• [INSTRUCTIONS TO FOLLOW]: Rewrite the part of the records that opens with the line containing "What elements are" and closes with the line containing "list-item-label: Постоянная переработка", replacing "bullet-icon" with "bullet-marker" and leaving everything else unchanged. Give only those lines, and omit the pictures.

• [AVAILABLE RECORDS]:
********
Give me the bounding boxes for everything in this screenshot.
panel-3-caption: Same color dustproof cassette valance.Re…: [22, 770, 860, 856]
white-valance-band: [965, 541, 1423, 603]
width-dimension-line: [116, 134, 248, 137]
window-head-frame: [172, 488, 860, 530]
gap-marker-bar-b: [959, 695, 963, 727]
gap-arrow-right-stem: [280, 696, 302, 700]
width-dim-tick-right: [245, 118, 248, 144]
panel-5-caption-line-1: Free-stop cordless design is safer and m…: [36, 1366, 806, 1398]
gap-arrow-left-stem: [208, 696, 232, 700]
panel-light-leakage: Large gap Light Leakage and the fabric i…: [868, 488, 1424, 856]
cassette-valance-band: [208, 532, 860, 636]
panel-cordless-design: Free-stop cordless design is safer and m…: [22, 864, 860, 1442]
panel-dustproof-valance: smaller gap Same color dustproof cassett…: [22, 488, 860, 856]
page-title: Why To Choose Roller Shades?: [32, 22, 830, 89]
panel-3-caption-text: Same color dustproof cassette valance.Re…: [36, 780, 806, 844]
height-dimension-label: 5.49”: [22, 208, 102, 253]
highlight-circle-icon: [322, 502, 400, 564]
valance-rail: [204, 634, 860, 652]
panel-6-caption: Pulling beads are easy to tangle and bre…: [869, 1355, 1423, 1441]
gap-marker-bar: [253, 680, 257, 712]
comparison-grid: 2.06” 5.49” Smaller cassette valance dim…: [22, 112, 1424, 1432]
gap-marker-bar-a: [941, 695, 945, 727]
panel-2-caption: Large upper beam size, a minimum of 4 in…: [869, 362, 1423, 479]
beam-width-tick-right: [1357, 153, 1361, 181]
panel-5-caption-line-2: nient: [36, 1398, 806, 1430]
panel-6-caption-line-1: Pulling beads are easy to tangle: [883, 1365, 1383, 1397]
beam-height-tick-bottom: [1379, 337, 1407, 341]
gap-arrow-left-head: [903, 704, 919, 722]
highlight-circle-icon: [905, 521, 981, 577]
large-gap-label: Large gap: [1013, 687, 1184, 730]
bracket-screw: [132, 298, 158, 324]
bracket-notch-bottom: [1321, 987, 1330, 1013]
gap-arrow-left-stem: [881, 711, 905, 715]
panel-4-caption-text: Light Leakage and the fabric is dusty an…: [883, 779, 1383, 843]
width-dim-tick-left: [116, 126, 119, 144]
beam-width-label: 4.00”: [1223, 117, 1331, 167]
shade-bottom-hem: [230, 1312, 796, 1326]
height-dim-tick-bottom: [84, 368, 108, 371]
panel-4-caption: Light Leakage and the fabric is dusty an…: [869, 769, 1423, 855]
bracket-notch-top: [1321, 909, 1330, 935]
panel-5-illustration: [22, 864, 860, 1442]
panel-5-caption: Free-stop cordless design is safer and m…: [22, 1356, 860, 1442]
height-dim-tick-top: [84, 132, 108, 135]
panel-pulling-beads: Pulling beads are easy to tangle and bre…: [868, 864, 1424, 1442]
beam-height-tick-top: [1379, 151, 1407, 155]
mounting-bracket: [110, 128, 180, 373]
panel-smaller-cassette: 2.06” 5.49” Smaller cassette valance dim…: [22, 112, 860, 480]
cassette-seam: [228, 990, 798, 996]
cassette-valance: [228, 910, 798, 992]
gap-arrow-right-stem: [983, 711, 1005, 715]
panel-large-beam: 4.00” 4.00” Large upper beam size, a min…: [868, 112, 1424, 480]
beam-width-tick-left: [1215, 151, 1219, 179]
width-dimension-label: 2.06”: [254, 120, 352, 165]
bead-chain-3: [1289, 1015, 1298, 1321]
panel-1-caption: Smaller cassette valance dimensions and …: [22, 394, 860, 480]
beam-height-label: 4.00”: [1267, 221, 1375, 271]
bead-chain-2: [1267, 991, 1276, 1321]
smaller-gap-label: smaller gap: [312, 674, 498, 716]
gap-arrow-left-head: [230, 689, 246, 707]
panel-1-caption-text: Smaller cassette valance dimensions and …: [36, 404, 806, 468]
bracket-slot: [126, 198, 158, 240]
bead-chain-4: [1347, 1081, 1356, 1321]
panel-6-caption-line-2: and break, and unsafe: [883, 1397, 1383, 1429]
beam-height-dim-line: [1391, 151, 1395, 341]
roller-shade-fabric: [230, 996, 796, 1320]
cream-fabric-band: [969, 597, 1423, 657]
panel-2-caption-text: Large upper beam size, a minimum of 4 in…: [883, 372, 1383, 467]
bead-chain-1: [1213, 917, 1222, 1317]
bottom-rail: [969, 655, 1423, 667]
********
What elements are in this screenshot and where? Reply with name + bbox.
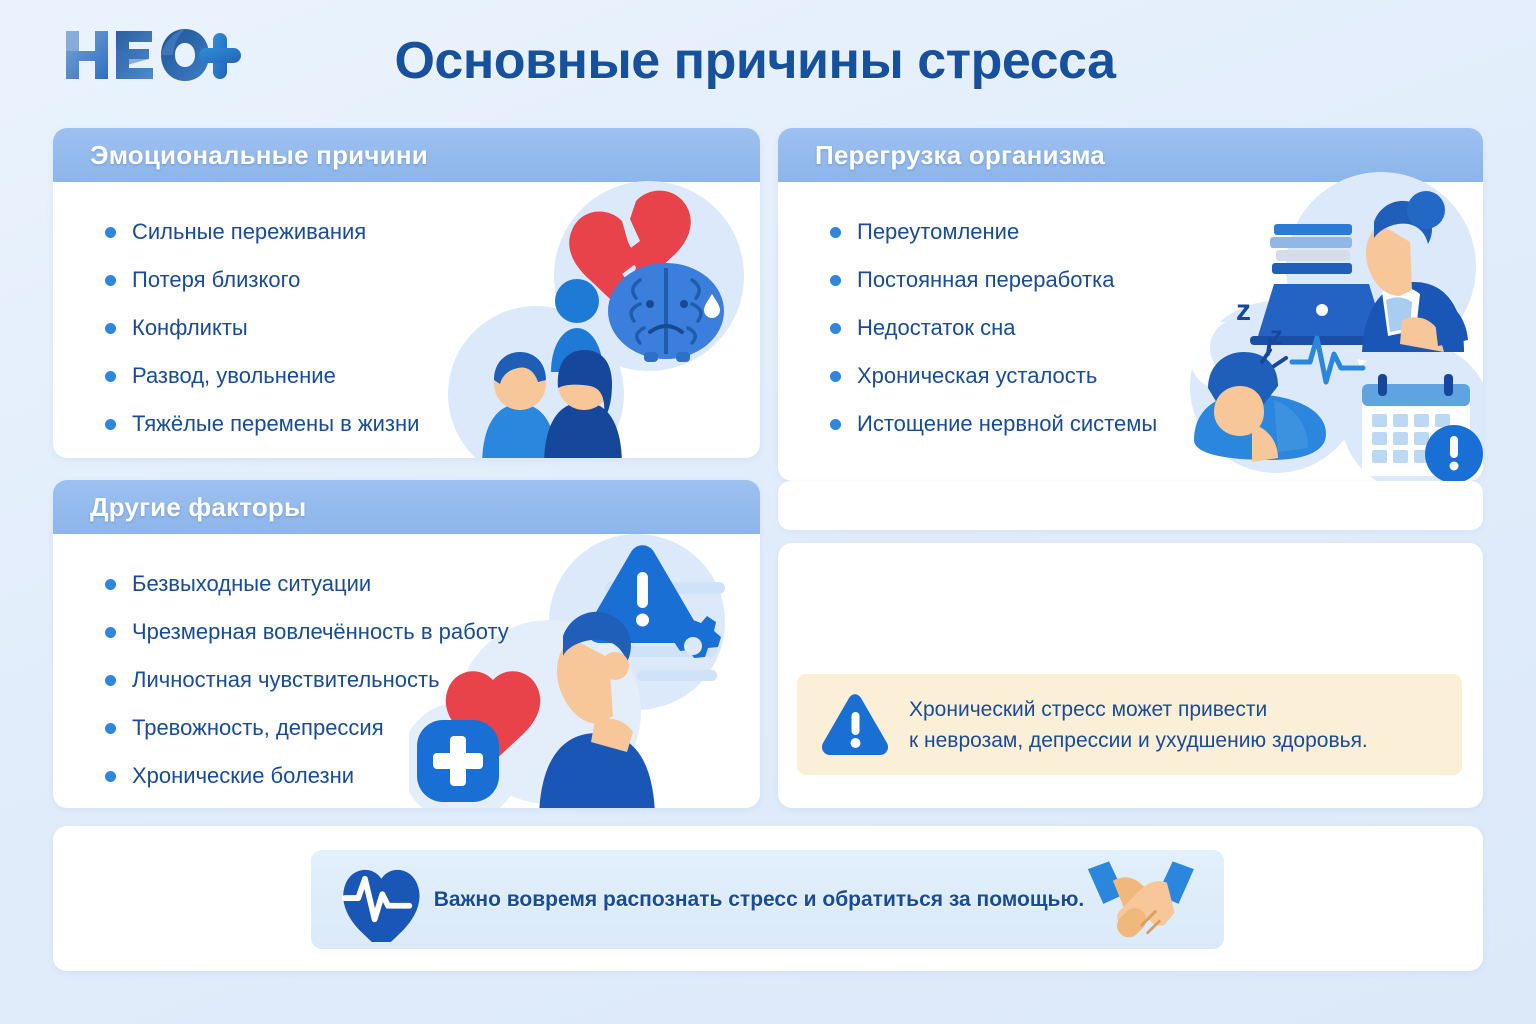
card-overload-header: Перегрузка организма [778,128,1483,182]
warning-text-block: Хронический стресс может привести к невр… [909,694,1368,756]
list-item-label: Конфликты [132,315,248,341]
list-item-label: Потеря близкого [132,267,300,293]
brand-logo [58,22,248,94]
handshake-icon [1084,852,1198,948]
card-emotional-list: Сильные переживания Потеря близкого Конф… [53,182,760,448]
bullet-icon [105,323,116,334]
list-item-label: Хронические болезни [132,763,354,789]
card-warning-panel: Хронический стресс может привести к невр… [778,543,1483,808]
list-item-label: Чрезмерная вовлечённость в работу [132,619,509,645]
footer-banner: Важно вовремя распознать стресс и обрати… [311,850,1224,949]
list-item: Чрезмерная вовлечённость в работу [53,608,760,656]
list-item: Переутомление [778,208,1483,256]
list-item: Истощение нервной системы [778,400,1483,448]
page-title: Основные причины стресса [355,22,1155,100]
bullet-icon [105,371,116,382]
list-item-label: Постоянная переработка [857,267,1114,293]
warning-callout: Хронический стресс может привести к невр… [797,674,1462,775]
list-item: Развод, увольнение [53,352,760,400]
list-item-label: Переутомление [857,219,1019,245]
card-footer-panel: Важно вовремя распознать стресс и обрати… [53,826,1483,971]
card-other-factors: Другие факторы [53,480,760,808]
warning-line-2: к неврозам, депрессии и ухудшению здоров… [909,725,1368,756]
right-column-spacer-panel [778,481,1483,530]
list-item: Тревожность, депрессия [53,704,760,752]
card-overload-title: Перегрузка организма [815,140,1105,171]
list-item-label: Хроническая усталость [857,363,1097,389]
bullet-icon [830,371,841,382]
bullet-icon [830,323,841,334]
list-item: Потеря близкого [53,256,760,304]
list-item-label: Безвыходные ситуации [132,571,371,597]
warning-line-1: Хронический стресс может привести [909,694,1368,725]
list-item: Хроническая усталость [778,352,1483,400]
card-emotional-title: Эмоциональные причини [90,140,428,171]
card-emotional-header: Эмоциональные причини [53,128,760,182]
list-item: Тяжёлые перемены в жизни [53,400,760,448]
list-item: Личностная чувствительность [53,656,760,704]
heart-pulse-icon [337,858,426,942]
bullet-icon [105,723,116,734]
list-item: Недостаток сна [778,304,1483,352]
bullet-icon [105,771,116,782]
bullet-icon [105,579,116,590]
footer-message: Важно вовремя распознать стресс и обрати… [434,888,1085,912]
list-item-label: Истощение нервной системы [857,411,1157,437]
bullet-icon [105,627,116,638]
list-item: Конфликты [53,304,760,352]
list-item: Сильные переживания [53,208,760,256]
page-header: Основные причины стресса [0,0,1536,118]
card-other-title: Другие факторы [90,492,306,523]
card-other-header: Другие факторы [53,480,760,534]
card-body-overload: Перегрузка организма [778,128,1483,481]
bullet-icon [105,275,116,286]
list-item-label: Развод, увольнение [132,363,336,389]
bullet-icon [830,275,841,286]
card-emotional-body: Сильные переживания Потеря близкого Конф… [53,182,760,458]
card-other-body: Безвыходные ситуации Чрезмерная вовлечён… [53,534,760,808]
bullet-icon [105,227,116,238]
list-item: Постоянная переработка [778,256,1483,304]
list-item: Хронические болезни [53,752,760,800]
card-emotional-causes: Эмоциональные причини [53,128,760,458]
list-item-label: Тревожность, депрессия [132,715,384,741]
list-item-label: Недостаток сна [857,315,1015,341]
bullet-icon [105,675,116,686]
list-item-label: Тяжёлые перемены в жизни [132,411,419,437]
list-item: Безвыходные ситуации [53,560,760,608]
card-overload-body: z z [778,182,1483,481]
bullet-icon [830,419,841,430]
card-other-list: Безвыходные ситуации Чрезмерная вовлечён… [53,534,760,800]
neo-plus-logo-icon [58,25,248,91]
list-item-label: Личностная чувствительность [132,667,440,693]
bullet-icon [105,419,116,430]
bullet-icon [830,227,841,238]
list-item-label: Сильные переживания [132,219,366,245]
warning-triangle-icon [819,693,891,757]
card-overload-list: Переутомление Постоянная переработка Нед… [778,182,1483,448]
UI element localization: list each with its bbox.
********
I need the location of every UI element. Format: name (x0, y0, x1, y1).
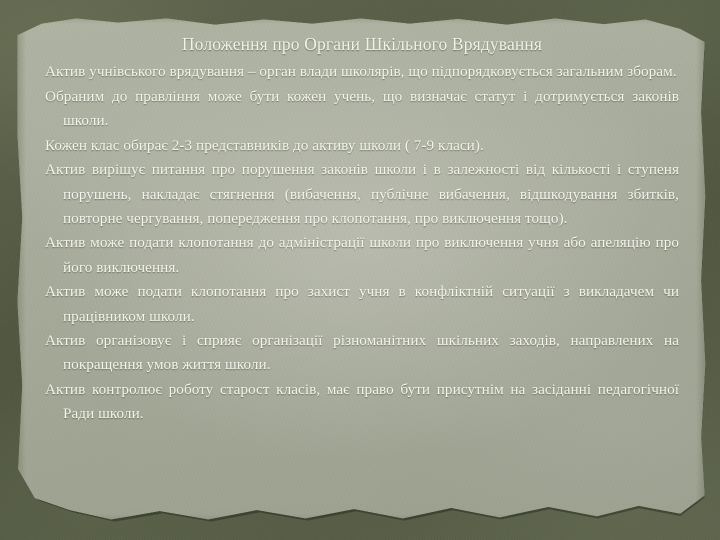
********
• [EXERCISE RESPONSE]:
What elements are in this screenshot and where? Reply with name + bbox.
card-overload-header: Перегрузка организма [778,128,1483,182]
warning-text-block: Хронический стресс может привести к невр… [909,694,1368,756]
list-item-label: Конфликты [132,315,248,341]
list-item-label: Потеря близкого [132,267,300,293]
brand-logo [58,22,248,94]
handshake-icon [1084,852,1198,948]
card-emotional-list: Сильные переживания Потеря близкого Конф… [53,182,760,448]
bullet-marker [105,323,116,334]
list-item-label: Хронические болезни [132,763,354,789]
card-warning-panel: Хронический стресс может привести к невр… [778,543,1483,808]
list-item-label: Чрезмерная вовлечённость в работу [132,619,509,645]
footer-banner: Важно вовремя распознать стресс и обрати… [311,850,1224,949]
list-item: Чрезмерная вовлечённость в работу [53,608,760,656]
list-item: Переутомление [778,208,1483,256]
list-item: Истощение нервной системы [778,400,1483,448]
page-title: Основные причины стресса [355,22,1155,100]
bullet-marker [105,371,116,382]
list-item-label: Постоянная переработка [857,267,1114,293]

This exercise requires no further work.